Begin LISTED ENTRIES

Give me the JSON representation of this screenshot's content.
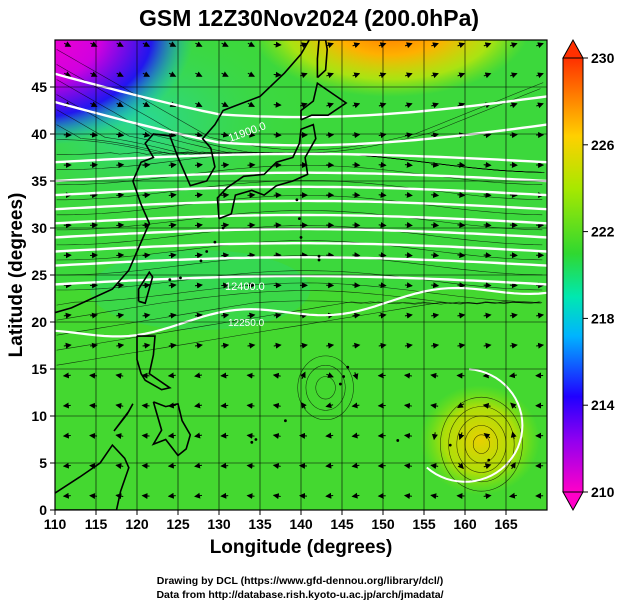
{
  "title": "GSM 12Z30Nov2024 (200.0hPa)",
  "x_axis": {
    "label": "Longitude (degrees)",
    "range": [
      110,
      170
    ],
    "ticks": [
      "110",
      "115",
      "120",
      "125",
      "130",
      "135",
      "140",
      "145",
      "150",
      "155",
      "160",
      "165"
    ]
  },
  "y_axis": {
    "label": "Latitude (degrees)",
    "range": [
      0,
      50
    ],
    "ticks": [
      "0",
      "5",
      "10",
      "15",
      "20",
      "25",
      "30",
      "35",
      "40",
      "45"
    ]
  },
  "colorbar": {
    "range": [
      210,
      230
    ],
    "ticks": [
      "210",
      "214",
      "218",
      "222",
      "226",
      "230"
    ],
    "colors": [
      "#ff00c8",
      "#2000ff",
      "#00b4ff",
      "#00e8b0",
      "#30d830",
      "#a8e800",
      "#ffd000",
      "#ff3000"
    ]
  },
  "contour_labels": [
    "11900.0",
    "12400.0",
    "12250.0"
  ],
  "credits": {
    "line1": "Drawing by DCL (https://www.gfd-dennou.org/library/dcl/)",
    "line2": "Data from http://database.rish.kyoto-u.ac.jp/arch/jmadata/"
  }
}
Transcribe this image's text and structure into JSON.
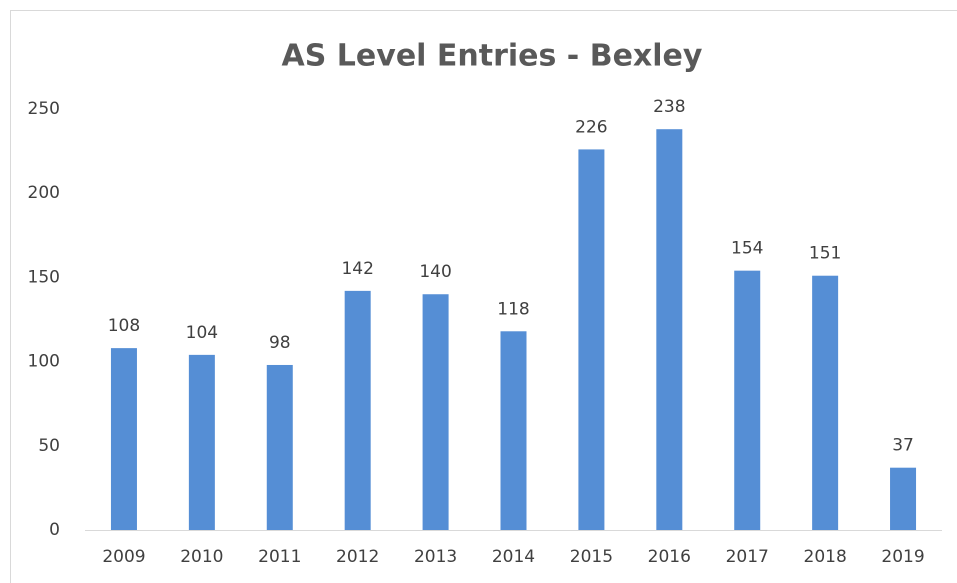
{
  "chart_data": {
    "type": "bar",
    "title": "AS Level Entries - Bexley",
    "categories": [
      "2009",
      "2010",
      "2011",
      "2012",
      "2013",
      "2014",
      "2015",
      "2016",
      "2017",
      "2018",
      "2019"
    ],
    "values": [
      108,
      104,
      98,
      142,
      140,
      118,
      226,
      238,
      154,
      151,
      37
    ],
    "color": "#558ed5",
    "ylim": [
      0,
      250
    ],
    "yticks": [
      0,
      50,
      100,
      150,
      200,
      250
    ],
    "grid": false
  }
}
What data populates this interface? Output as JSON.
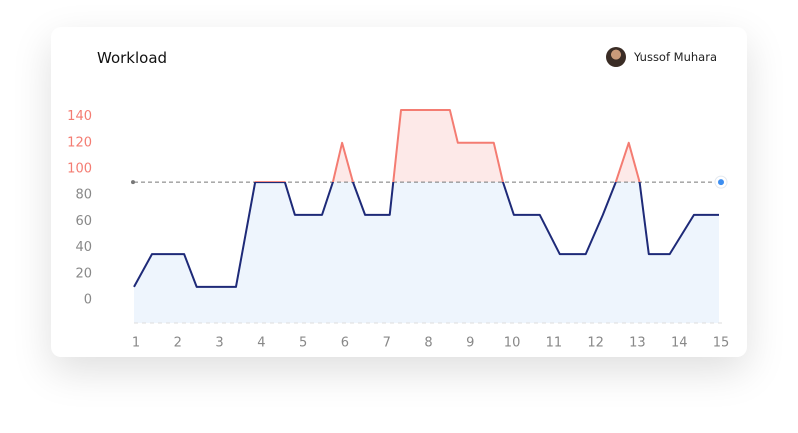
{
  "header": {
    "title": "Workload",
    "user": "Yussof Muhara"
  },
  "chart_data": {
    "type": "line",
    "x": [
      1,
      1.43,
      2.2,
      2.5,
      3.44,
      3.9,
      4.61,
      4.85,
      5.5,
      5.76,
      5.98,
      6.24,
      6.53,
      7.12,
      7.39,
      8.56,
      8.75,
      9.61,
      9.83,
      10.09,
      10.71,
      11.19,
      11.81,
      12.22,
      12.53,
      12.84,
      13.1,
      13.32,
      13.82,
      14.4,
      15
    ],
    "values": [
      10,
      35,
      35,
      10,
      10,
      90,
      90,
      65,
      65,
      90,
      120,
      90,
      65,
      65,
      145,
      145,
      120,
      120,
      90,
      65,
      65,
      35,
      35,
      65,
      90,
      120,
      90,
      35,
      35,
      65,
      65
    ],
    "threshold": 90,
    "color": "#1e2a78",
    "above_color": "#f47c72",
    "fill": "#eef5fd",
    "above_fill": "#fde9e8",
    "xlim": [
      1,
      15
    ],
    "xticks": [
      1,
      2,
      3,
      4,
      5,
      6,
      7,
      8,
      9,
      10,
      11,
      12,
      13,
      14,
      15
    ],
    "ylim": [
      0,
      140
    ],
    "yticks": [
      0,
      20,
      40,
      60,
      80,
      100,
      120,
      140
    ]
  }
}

End LISTED ENTRIES

EXERCISE BRIEF: Please set down each line of the data above exactly as written, without the pictures.

RESULT:
Give me the JSON representation of this screenshot's content.
{
  "title": "GSM 12Z30Nov2024 (200.0hPa)",
  "x_axis": {
    "label": "Longitude (degrees)",
    "range": [
      110,
      170
    ],
    "ticks": [
      "110",
      "115",
      "120",
      "125",
      "130",
      "135",
      "140",
      "145",
      "150",
      "155",
      "160",
      "165"
    ]
  },
  "y_axis": {
    "label": "Latitude (degrees)",
    "range": [
      0,
      50
    ],
    "ticks": [
      "0",
      "5",
      "10",
      "15",
      "20",
      "25",
      "30",
      "35",
      "40",
      "45"
    ]
  },
  "colorbar": {
    "range": [
      210,
      230
    ],
    "ticks": [
      "210",
      "214",
      "218",
      "222",
      "226",
      "230"
    ],
    "colors": [
      "#ff00c8",
      "#2000ff",
      "#00b4ff",
      "#00e8b0",
      "#30d830",
      "#a8e800",
      "#ffd000",
      "#ff3000"
    ]
  },
  "contour_labels": [
    "11900.0",
    "12400.0",
    "12250.0"
  ],
  "credits": {
    "line1": "Drawing by DCL (https://www.gfd-dennou.org/library/dcl/)",
    "line2": "Data from http://database.rish.kyoto-u.ac.jp/arch/jmadata/"
  }
}
Transcribe this image's text and structure into JSON.
{
  "chart_data": {
    "type": "bar",
    "title": "AS Level Entries - Bexley",
    "categories": [
      "2009",
      "2010",
      "2011",
      "2012",
      "2013",
      "2014",
      "2015",
      "2016",
      "2017",
      "2018",
      "2019"
    ],
    "values": [
      108,
      104,
      98,
      142,
      140,
      118,
      226,
      238,
      154,
      151,
      37
    ],
    "color": "#558ed5",
    "ylim": [
      0,
      250
    ],
    "yticks": [
      0,
      50,
      100,
      150,
      200,
      250
    ],
    "grid": false
  }
}
What data populates this interface? Output as JSON.
{
  "header": {
    "title": "Workload",
    "user": "Yussof Muhara"
  },
  "chart_data": {
    "type": "line",
    "x": [
      1,
      1.43,
      2.2,
      2.5,
      3.44,
      3.9,
      4.61,
      4.85,
      5.5,
      5.76,
      5.98,
      6.24,
      6.53,
      7.12,
      7.39,
      8.56,
      8.75,
      9.61,
      9.83,
      10.09,
      10.71,
      11.19,
      11.81,
      12.22,
      12.53,
      12.84,
      13.1,
      13.32,
      13.82,
      14.4,
      15
    ],
    "values": [
      10,
      35,
      35,
      10,
      10,
      90,
      90,
      65,
      65,
      90,
      120,
      90,
      65,
      65,
      145,
      145,
      120,
      120,
      90,
      65,
      65,
      35,
      35,
      65,
      90,
      120,
      90,
      35,
      35,
      65,
      65
    ],
    "threshold": 90,
    "color": "#1e2a78",
    "above_color": "#f47c72",
    "fill": "#eef5fd",
    "above_fill": "#fde9e8",
    "xlim": [
      1,
      15
    ],
    "xticks": [
      1,
      2,
      3,
      4,
      5,
      6,
      7,
      8,
      9,
      10,
      11,
      12,
      13,
      14,
      15
    ],
    "ylim": [
      0,
      140
    ],
    "yticks": [
      0,
      20,
      40,
      60,
      80,
      100,
      120,
      140
    ]
  }
}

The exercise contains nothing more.